# PROBLEM REQUIREMENTS
Filter this data down to the lines that hold "content", and copy them.
[INPUT MATERIAL Boundary: Start]
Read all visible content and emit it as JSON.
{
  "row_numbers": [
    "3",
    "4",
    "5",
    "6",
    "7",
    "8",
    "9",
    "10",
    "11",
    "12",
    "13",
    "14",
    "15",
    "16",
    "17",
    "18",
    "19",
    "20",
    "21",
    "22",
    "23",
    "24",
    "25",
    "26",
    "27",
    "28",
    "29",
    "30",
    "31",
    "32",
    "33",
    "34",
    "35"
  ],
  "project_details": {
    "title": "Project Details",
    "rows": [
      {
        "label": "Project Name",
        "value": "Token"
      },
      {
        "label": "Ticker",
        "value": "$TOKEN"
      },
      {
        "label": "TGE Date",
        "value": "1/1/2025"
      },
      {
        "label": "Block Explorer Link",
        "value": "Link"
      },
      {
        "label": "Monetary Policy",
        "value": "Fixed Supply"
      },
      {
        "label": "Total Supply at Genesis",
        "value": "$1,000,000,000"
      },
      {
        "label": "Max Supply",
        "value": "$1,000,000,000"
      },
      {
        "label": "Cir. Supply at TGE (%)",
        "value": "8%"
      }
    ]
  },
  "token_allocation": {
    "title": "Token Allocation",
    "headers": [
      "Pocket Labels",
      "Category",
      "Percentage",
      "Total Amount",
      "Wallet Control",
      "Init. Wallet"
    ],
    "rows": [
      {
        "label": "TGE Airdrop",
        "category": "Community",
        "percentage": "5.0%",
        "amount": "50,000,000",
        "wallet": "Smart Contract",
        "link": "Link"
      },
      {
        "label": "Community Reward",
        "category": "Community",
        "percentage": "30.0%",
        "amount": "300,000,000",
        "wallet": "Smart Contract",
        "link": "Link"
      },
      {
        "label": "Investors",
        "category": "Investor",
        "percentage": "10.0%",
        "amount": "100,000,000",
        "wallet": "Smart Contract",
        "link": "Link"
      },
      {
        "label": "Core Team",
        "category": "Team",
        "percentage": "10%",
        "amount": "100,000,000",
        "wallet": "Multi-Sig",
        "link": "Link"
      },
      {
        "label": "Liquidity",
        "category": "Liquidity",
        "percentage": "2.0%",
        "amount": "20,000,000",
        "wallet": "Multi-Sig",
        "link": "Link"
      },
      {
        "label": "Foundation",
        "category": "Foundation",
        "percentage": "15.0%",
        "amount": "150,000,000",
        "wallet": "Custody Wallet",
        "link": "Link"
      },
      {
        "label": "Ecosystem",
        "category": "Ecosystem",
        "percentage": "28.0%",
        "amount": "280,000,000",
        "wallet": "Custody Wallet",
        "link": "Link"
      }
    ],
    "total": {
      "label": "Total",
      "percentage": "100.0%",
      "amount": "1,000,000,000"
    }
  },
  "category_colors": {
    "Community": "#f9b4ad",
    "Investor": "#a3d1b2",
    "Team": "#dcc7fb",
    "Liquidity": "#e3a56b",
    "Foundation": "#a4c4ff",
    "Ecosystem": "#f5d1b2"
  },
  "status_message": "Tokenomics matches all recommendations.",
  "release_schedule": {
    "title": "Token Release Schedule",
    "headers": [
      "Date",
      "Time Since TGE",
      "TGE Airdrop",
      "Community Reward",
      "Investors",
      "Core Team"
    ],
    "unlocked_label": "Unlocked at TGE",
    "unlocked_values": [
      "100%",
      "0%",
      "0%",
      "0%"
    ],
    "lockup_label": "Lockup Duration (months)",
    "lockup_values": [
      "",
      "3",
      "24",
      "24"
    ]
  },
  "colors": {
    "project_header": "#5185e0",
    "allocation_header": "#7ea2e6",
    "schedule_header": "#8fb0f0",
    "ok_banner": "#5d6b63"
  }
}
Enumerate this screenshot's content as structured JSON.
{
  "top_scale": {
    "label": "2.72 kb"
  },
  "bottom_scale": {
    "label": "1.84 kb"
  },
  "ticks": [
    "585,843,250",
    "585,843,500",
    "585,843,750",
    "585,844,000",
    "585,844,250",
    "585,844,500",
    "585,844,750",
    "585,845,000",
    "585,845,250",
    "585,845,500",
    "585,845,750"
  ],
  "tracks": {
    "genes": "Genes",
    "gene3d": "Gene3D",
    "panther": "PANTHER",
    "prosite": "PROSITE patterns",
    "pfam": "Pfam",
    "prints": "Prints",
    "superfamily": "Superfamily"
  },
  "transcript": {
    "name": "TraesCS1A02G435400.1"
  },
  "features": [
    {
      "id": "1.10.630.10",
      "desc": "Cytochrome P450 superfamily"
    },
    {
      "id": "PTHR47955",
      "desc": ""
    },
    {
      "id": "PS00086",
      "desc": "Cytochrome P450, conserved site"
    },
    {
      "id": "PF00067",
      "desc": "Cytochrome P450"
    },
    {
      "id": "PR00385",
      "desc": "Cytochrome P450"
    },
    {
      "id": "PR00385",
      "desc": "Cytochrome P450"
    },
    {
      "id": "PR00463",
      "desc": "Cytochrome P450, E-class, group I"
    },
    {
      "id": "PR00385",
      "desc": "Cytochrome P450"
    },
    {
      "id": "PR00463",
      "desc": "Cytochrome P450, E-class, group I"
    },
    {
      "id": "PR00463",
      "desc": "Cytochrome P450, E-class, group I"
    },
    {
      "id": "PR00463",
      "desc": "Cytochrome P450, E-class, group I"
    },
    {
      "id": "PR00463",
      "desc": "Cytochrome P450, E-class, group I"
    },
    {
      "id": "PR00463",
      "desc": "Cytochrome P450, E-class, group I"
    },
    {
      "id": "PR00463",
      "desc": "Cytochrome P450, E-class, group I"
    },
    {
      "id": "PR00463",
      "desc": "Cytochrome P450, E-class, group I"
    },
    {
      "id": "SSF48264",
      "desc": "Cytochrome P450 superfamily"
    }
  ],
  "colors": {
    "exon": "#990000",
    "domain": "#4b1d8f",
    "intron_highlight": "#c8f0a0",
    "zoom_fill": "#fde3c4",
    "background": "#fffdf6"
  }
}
[INPUT MATERIAL Boundary: End]
# RESPONSE AREA
Read all visible content and emit it as JSON.
Enumerate this screenshot's content as structured JSON.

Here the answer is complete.